Dataset entries
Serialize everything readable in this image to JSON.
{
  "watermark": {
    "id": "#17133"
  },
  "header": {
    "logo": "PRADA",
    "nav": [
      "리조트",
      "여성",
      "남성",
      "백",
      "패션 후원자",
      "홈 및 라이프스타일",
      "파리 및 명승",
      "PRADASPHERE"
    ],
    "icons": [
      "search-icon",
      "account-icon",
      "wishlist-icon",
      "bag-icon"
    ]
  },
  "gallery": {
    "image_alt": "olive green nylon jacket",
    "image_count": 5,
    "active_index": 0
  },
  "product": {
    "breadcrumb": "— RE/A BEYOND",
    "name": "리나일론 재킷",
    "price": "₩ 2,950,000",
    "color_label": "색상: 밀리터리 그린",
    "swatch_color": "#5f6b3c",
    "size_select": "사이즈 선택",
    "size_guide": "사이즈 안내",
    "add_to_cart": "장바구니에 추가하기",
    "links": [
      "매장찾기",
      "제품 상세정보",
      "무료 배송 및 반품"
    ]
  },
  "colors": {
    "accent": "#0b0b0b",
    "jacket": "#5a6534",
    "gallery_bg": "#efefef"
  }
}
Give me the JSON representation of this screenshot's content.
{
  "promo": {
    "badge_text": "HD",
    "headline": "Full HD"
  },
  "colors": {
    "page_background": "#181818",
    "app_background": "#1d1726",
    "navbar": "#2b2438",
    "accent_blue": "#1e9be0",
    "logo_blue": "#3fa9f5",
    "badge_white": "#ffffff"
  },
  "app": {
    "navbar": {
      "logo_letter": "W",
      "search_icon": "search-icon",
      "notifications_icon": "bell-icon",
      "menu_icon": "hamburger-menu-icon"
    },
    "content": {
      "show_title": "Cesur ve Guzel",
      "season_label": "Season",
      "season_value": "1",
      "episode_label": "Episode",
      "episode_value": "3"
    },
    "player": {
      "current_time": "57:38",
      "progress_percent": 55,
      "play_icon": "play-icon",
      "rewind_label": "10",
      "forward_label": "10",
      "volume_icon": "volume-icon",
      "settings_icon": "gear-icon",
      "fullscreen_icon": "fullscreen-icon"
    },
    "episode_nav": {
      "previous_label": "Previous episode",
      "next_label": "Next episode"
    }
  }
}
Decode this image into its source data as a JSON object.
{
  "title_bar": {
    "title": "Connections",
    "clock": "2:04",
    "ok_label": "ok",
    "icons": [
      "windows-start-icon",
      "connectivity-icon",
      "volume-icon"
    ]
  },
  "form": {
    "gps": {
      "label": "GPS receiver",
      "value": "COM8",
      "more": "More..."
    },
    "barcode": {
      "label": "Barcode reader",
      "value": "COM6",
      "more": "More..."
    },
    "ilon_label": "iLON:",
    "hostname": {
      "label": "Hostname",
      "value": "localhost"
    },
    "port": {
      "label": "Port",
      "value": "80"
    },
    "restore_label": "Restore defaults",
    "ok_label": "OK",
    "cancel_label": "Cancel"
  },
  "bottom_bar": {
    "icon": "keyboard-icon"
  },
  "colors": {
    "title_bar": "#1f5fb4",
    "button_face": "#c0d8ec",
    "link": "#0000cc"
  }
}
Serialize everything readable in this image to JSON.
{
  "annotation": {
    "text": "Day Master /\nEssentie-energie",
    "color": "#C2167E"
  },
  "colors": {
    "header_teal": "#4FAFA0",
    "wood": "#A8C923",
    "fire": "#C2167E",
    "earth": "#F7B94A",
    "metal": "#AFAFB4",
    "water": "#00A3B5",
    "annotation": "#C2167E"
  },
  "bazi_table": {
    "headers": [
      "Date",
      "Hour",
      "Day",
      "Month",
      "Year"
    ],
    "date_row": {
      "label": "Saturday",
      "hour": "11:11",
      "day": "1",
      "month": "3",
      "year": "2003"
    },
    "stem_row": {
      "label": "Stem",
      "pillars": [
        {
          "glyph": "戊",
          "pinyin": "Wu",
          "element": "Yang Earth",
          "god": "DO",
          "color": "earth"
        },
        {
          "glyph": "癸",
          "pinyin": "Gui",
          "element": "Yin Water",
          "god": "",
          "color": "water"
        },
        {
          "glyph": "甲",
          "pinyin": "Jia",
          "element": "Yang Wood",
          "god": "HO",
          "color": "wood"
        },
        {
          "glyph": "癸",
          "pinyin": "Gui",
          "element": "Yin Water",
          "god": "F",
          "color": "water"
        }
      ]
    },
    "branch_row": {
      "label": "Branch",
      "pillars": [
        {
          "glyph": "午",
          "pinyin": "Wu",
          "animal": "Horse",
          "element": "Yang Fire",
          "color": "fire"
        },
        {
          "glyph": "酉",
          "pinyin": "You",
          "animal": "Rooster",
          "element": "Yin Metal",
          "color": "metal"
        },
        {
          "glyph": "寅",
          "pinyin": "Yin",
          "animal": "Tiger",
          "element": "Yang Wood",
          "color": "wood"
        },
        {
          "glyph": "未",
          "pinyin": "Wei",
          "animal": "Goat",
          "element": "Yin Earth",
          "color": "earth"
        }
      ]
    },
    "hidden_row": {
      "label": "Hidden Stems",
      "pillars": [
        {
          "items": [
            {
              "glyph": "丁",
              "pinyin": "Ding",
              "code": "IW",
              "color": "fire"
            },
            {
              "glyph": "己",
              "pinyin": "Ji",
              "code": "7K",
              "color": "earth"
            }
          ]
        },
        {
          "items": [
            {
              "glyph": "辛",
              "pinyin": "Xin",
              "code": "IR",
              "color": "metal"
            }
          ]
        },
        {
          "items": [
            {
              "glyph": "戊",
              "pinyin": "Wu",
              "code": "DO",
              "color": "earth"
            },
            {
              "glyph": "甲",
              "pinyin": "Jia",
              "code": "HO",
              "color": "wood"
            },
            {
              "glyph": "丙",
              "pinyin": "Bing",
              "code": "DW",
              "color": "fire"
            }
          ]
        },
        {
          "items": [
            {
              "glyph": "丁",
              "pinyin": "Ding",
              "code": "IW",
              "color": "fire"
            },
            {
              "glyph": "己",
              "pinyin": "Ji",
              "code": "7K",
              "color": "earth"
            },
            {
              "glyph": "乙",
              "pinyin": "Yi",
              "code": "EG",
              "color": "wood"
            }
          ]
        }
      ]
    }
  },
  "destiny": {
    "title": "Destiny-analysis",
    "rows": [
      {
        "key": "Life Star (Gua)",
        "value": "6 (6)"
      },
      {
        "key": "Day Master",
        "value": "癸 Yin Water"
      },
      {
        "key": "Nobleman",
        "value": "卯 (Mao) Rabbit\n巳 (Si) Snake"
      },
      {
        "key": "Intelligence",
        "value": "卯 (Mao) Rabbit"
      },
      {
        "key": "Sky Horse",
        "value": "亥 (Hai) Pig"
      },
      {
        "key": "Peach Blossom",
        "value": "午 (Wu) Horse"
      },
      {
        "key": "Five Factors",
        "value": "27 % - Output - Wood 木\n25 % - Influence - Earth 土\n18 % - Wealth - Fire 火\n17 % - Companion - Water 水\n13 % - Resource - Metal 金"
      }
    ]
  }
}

§ WORK INSTRUCTIONS:
From the records above, extract everything verbatim.

§ ANSWER IN FULL:
Serialize everything readable in this image to JSON.
{
  "watermark": {
    "id": "#17133"
  },
  "header": {
    "logo": "PRADA",
    "nav": [
      "리조트",
      "여성",
      "남성",
      "백",
      "패션 후원자",
      "홈 및 라이프스타일",
      "파리 및 명승",
      "PRADASPHERE"
    ],
    "icons": [
      "search-icon",
      "account-icon",
      "wishlist-icon",
      "bag-icon"
    ]
  },
  "gallery": {
    "image_alt": "olive green nylon jacket",
    "image_count": 5,
    "active_index": 0
  },
  "product": {
    "breadcrumb": "— RE/A BEYOND",
    "name": "리나일론 재킷",
    "price": "₩ 2,950,000",
    "color_label": "색상: 밀리터리 그린",
    "swatch_color": "#5f6b3c",
    "size_select": "사이즈 선택",
    "size_guide": "사이즈 안내",
    "add_to_cart": "장바구니에 추가하기",
    "links": [
      "매장찾기",
      "제품 상세정보",
      "무료 배송 및 반품"
    ]
  },
  "colors": {
    "accent": "#0b0b0b",
    "jacket": "#5a6534",
    "gallery_bg": "#efefef"
  }
}
Give me the JSON representation of this screenshot's content.
{
  "promo": {
    "badge_text": "HD",
    "headline": "Full HD"
  },
  "colors": {
    "page_background": "#181818",
    "app_background": "#1d1726",
    "navbar": "#2b2438",
    "accent_blue": "#1e9be0",
    "logo_blue": "#3fa9f5",
    "badge_white": "#ffffff"
  },
  "app": {
    "navbar": {
      "logo_letter": "W",
      "search_icon": "search-icon",
      "notifications_icon": "bell-icon",
      "menu_icon": "hamburger-menu-icon"
    },
    "content": {
      "show_title": "Cesur ve Guzel",
      "season_label": "Season",
      "season_value": "1",
      "episode_label": "Episode",
      "episode_value": "3"
    },
    "player": {
      "current_time": "57:38",
      "progress_percent": 55,
      "play_icon": "play-icon",
      "rewind_label": "10",
      "forward_label": "10",
      "volume_icon": "volume-icon",
      "settings_icon": "gear-icon",
      "fullscreen_icon": "fullscreen-icon"
    },
    "episode_nav": {
      "previous_label": "Previous episode",
      "next_label": "Next episode"
    }
  }
}
Decode this image into its source data as a JSON object.
{
  "title_bar": {
    "title": "Connections",
    "clock": "2:04",
    "ok_label": "ok",
    "icons": [
      "windows-start-icon",
      "connectivity-icon",
      "volume-icon"
    ]
  },
  "form": {
    "gps": {
      "label": "GPS receiver",
      "value": "COM8",
      "more": "More..."
    },
    "barcode": {
      "label": "Barcode reader",
      "value": "COM6",
      "more": "More..."
    },
    "ilon_label": "iLON:",
    "hostname": {
      "label": "Hostname",
      "value": "localhost"
    },
    "port": {
      "label": "Port",
      "value": "80"
    },
    "restore_label": "Restore defaults",
    "ok_label": "OK",
    "cancel_label": "Cancel"
  },
  "bottom_bar": {
    "icon": "keyboard-icon"
  },
  "colors": {
    "title_bar": "#1f5fb4",
    "button_face": "#c0d8ec",
    "link": "#0000cc"
  }
}
Serialize everything readable in this image to JSON.
{
  "annotation": {
    "text": "Day Master /\nEssentie-energie",
    "color": "#C2167E"
  },
  "colors": {
    "header_teal": "#4FAFA0",
    "wood": "#A8C923",
    "fire": "#C2167E",
    "earth": "#F7B94A",
    "metal": "#AFAFB4",
    "water": "#00A3B5",
    "annotation": "#C2167E"
  },
  "bazi_table": {
    "headers": [
      "Date",
      "Hour",
      "Day",
      "Month",
      "Year"
    ],
    "date_row": {
      "label": "Saturday",
      "hour": "11:11",
      "day": "1",
      "month": "3",
      "year": "2003"
    },
    "stem_row": {
      "label": "Stem",
      "pillars": [
        {
          "glyph": "戊",
          "pinyin": "Wu",
          "element": "Yang Earth",
          "god": "DO",
          "color": "earth"
        },
        {
          "glyph": "癸",
          "pinyin": "Gui",
          "element": "Yin Water",
          "god": "",
          "color": "water"
        },
        {
          "glyph": "甲",
          "pinyin": "Jia",
          "element": "Yang Wood",
          "god": "HO",
          "color": "wood"
        },
        {
          "glyph": "癸",
          "pinyin": "Gui",
          "element": "Yin Water",
          "god": "F",
          "color": "water"
        }
      ]
    },
    "branch_row": {
      "label": "Branch",
      "pillars": [
        {
          "glyph": "午",
          "pinyin": "Wu",
          "animal": "Horse",
          "element": "Yang Fire",
          "color": "fire"
        },
        {
          "glyph": "酉",
          "pinyin": "You",
          "animal": "Rooster",
          "element": "Yin Metal",
          "color": "metal"
        },
        {
          "glyph": "寅",
          "pinyin": "Yin",
          "animal": "Tiger",
          "element": "Yang Wood",
          "color": "wood"
        },
        {
          "glyph": "未",
          "pinyin": "Wei",
          "animal": "Goat",
          "element": "Yin Earth",
          "color": "earth"
        }
      ]
    },
    "hidden_row": {
      "label": "Hidden Stems",
      "pillars": [
        {
          "items": [
            {
              "glyph": "丁",
              "pinyin": "Ding",
              "code": "IW",
              "color": "fire"
            },
            {
              "glyph": "己",
              "pinyin": "Ji",
              "code": "7K",
              "color": "earth"
            }
          ]
        },
        {
          "items": [
            {
              "glyph": "辛",
              "pinyin": "Xin",
              "code": "IR",
              "color": "metal"
            }
          ]
        },
        {
          "items": [
            {
              "glyph": "戊",
              "pinyin": "Wu",
              "code": "DO",
              "color": "earth"
            },
            {
              "glyph": "甲",
              "pinyin": "Jia",
              "code": "HO",
              "color": "wood"
            },
            {
              "glyph": "丙",
              "pinyin": "Bing",
              "code": "DW",
              "color": "fire"
            }
          ]
        },
        {
          "items": [
            {
              "glyph": "丁",
              "pinyin": "Ding",
              "code": "IW",
              "color": "fire"
            },
            {
              "glyph": "己",
              "pinyin": "Ji",
              "code": "7K",
              "color": "earth"
            },
            {
              "glyph": "乙",
              "pinyin": "Yi",
              "code": "EG",
              "color": "wood"
            }
          ]
        }
      ]
    }
  },
  "destiny": {
    "title": "Destiny-analysis",
    "rows": [
      {
        "key": "Life Star (Gua)",
        "value": "6 (6)"
      },
      {
        "key": "Day Master",
        "value": "癸 Yin Water"
      },
      {
        "key": "Nobleman",
        "value": "卯 (Mao) Rabbit\n巳 (Si) Snake"
      },
      {
        "key": "Intelligence",
        "value": "卯 (Mao) Rabbit"
      },
      {
        "key": "Sky Horse",
        "value": "亥 (Hai) Pig"
      },
      {
        "key": "Peach Blossom",
        "value": "午 (Wu) Horse"
      },
      {
        "key": "Five Factors",
        "value": "27 % - Output - Wood 木\n25 % - Influence - Earth 土\n18 % - Wealth - Fire 火\n17 % - Companion - Water 水\n13 % - Resource - Metal 金"
      }
    ]
  }
}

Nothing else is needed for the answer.